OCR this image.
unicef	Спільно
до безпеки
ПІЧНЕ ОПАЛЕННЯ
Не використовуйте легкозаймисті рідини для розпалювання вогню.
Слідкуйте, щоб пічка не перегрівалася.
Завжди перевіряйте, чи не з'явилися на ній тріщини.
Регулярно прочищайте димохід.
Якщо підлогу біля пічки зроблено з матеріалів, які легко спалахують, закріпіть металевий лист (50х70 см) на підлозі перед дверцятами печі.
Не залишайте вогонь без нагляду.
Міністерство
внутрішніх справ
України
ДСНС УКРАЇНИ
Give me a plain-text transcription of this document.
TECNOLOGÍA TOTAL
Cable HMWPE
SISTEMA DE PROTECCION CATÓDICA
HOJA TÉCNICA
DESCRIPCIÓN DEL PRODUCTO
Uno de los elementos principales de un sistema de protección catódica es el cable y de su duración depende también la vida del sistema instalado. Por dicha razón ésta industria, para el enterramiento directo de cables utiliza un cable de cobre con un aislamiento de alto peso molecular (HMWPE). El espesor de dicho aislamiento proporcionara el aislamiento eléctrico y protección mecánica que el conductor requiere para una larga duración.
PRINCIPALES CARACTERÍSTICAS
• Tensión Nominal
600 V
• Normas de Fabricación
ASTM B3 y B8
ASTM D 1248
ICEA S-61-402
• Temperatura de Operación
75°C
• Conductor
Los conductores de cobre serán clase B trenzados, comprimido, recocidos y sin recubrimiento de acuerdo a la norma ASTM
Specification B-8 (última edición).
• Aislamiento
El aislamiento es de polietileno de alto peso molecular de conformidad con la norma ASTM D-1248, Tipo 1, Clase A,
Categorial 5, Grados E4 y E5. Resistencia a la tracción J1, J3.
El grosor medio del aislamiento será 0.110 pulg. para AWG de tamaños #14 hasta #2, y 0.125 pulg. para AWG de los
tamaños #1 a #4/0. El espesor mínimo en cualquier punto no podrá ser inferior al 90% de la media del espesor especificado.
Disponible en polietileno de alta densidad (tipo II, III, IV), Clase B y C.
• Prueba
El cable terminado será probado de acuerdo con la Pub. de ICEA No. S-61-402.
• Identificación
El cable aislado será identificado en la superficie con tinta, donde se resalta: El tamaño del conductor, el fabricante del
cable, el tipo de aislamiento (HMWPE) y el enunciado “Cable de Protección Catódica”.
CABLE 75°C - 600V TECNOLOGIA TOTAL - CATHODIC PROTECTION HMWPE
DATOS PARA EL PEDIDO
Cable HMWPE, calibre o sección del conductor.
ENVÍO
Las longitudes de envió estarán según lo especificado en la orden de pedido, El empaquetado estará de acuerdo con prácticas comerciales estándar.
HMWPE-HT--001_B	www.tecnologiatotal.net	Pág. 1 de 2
□ □ □ □ □ □ □
:: WHAT IS REQUIRED ::
What is the number of lines holding the word "ASTM"? State it alone.

:: EXERCISE ANSWER ::
4